_Source material_
____

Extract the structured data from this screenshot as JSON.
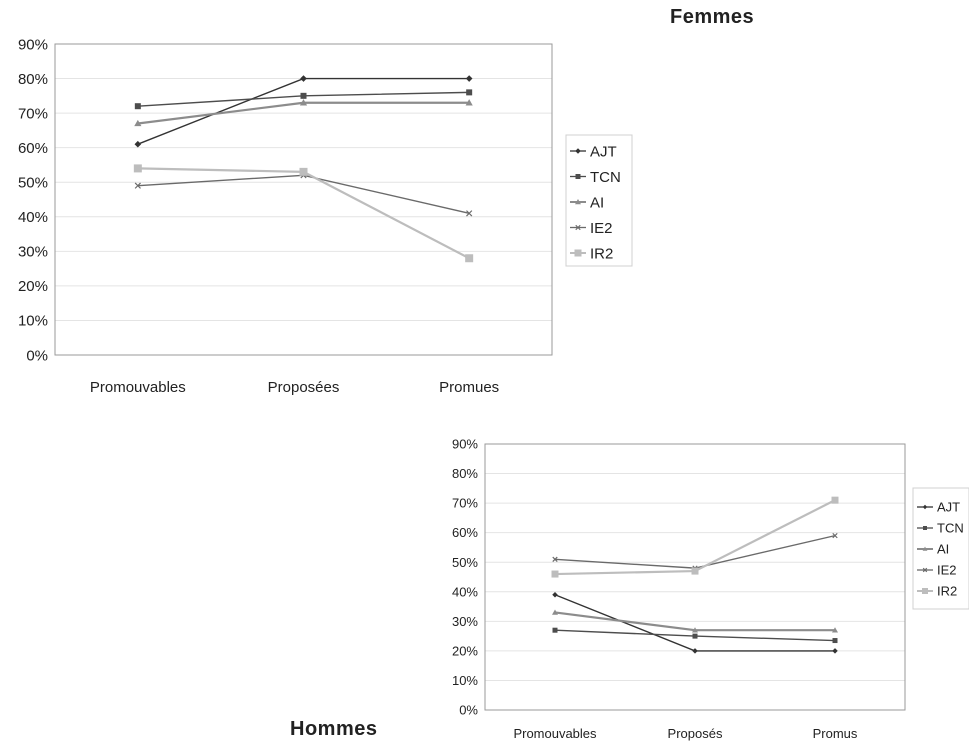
{
  "headings": {
    "femmes": "Femmes",
    "hommes": "Hommes"
  },
  "colors": {
    "AJT": "#333333",
    "TCN": "#4d4d4d",
    "AI": "#8c8c8c",
    "IE2": "#6a6a6a",
    "IR2": "#bdbdbd"
  },
  "chart_data": [
    {
      "type": "line",
      "title": "Femmes",
      "categories": [
        "Promouvables",
        "Proposées",
        "Promues"
      ],
      "y_ticks": [
        "0%",
        "10%",
        "20%",
        "30%",
        "40%",
        "50%",
        "60%",
        "70%",
        "80%",
        "90%"
      ],
      "ylim": [
        0,
        90
      ],
      "grid": true,
      "legend": "right",
      "series": [
        {
          "name": "AJT",
          "marker": "diamond",
          "values": [
            61,
            80,
            80
          ]
        },
        {
          "name": "TCN",
          "marker": "square",
          "values": [
            72,
            75,
            76
          ]
        },
        {
          "name": "AI",
          "marker": "triangle",
          "values": [
            67,
            73,
            73
          ]
        },
        {
          "name": "IE2",
          "marker": "x",
          "values": [
            49,
            52,
            41
          ]
        },
        {
          "name": "IR2",
          "marker": "square",
          "values": [
            54,
            53,
            28
          ]
        }
      ]
    },
    {
      "type": "line",
      "title": "Hommes",
      "categories": [
        "Promouvables",
        "Proposés",
        "Promus"
      ],
      "y_ticks": [
        "0%",
        "10%",
        "20%",
        "30%",
        "40%",
        "50%",
        "60%",
        "70%",
        "80%",
        "90%"
      ],
      "ylim": [
        0,
        90
      ],
      "grid": true,
      "legend": "right",
      "series": [
        {
          "name": "AJT",
          "marker": "diamond",
          "values": [
            39,
            20,
            20
          ]
        },
        {
          "name": "TCN",
          "marker": "square",
          "values": [
            27,
            25,
            23.5
          ]
        },
        {
          "name": "AI",
          "marker": "triangle",
          "values": [
            33,
            27,
            27
          ]
        },
        {
          "name": "IE2",
          "marker": "x",
          "values": [
            51,
            48,
            59
          ]
        },
        {
          "name": "IR2",
          "marker": "square",
          "values": [
            46,
            47,
            71
          ]
        }
      ]
    }
  ]
}
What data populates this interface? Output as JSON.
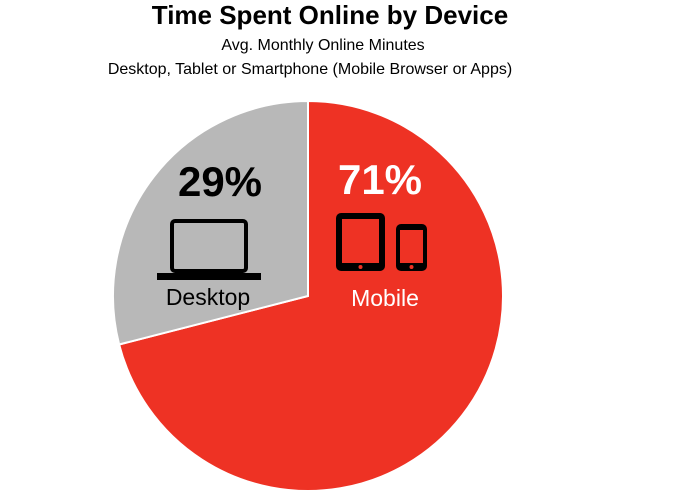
{
  "chart_data": {
    "type": "pie",
    "title": "Time Spent Online by Device",
    "subtitle": [
      "Avg. Monthly Online Minutes",
      "Desktop, Tablet or Smartphone (Mobile Browser or Apps)"
    ],
    "categories": [
      "Mobile",
      "Desktop"
    ],
    "values": [
      71,
      29
    ],
    "value_labels": [
      "71%",
      "29%"
    ],
    "colors": [
      "#ee3224",
      "#b8b8b8"
    ],
    "label_colors": [
      "#ffffff",
      "#000000"
    ]
  }
}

____

_Task_
Transcribe exactly the portion of the material above that runs from the line containing "What data populates" through its last line, omitting all pictures.

_Exercise answer_
What data populates this interface? Output as JSON.
{
  "chart_data": {
    "type": "pie",
    "title": "Time Spent Online by Device",
    "subtitle": [
      "Avg. Monthly Online Minutes",
      "Desktop, Tablet or Smartphone (Mobile Browser or Apps)"
    ],
    "categories": [
      "Mobile",
      "Desktop"
    ],
    "values": [
      71,
      29
    ],
    "value_labels": [
      "71%",
      "29%"
    ],
    "colors": [
      "#ee3224",
      "#b8b8b8"
    ],
    "label_colors": [
      "#ffffff",
      "#000000"
    ]
  }
}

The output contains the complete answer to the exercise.